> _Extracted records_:
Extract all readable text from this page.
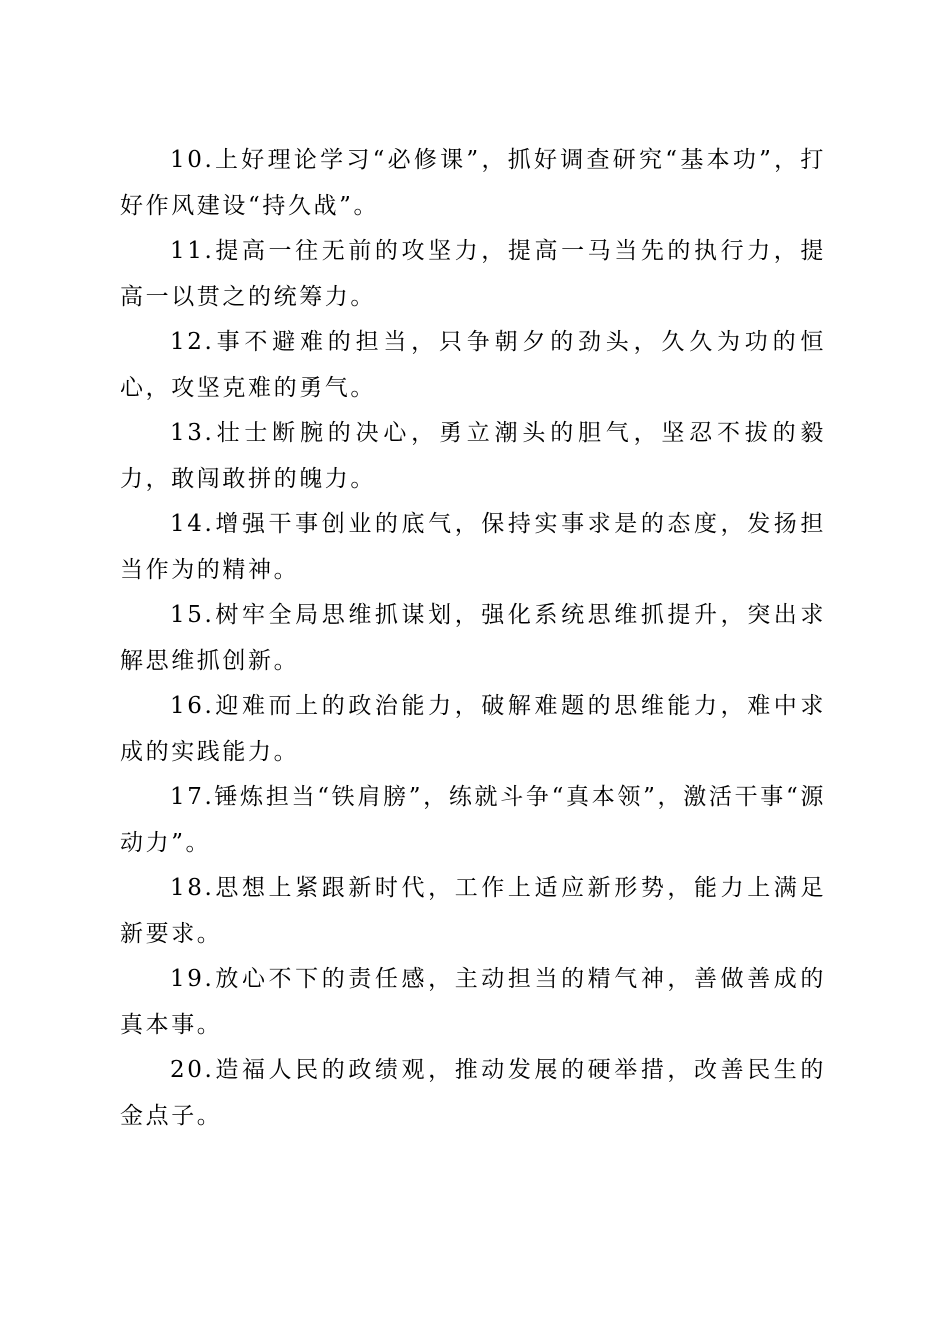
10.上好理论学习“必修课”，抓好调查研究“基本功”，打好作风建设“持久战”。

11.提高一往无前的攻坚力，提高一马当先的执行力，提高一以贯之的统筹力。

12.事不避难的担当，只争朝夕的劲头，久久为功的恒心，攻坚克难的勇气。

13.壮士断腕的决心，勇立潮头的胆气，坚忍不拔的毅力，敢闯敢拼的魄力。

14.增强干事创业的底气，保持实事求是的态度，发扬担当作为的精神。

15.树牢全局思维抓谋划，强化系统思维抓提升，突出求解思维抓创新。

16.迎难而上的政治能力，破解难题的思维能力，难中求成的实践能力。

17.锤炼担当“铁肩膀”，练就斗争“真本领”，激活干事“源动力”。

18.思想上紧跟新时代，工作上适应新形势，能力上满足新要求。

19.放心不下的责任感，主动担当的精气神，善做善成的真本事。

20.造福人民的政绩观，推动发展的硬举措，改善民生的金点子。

--

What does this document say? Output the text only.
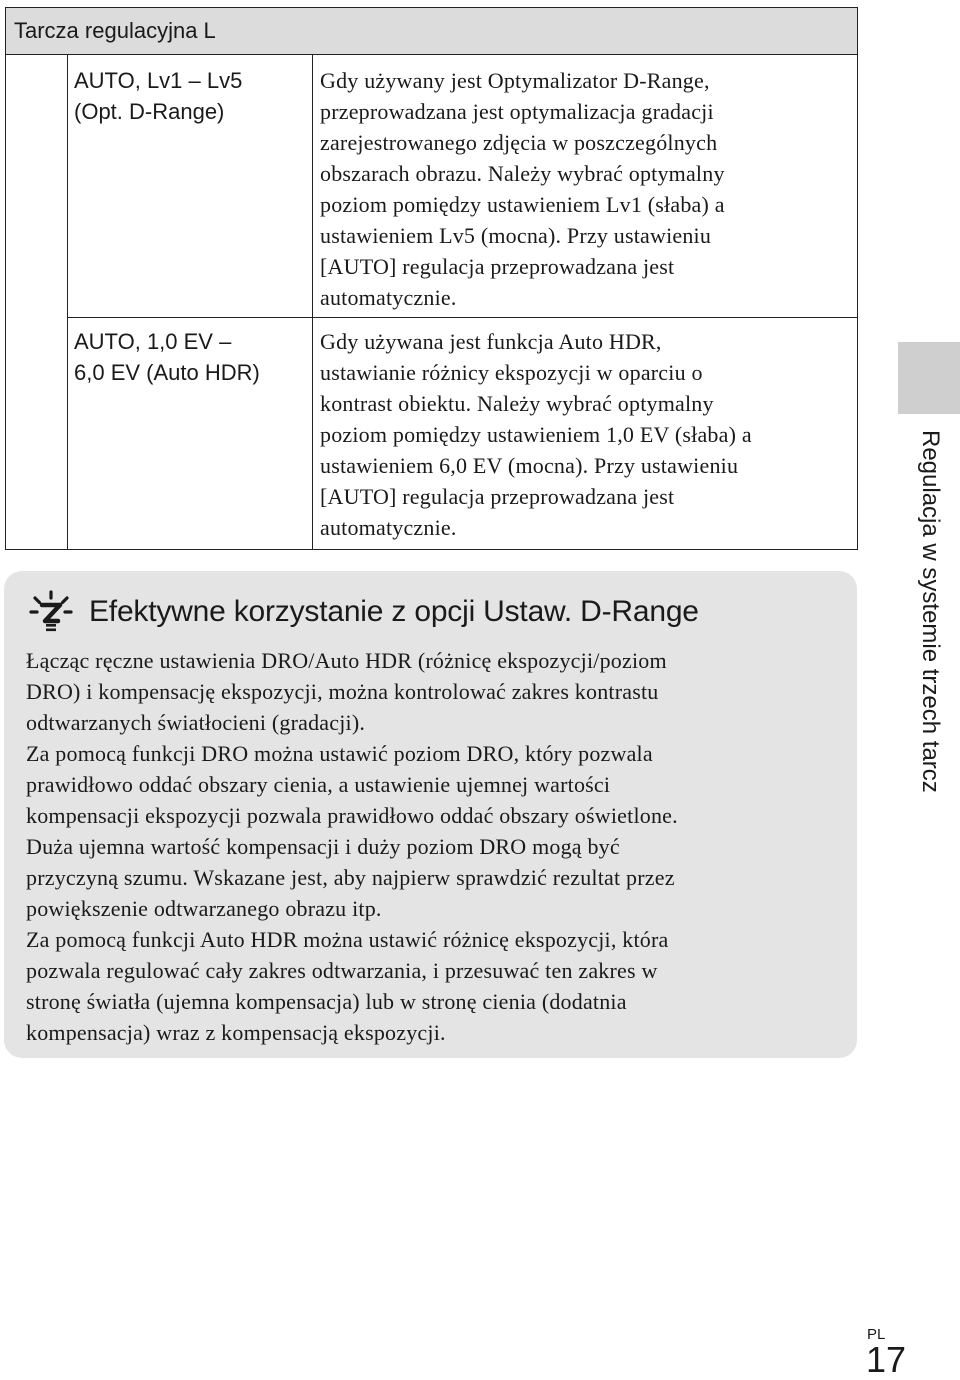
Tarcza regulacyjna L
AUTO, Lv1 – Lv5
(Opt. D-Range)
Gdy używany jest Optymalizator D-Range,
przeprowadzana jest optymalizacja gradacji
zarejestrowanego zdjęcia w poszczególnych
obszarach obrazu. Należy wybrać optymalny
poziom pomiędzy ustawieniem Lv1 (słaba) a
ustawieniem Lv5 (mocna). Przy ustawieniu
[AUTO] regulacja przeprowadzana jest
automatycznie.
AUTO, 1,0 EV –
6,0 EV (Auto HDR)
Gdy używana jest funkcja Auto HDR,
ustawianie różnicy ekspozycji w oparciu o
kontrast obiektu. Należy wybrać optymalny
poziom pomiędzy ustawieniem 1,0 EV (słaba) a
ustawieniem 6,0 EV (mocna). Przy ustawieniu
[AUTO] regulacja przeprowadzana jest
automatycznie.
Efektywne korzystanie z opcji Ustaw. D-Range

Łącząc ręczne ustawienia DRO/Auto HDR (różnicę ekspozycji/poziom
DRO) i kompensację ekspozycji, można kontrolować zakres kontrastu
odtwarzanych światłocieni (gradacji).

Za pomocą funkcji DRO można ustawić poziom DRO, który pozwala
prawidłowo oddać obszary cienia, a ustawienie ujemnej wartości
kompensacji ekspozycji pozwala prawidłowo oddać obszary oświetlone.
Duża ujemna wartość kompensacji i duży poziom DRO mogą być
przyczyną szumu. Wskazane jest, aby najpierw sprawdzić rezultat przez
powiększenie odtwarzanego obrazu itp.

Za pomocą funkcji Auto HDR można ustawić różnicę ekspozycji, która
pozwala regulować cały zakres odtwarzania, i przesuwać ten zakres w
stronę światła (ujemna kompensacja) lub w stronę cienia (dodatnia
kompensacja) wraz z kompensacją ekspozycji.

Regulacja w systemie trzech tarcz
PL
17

> _Directions for this task_: Find all lines where the word "ustawieniem" appears. Copy them.

> _In response_:
poziom pomiędzy ustawieniem Lv1 (słaba) a
ustawieniem Lv5 (mocna). Przy ustawieniu
poziom pomiędzy ustawieniem 1,0 EV (słaba) a
ustawieniem 6,0 EV (mocna). Przy ustawieniu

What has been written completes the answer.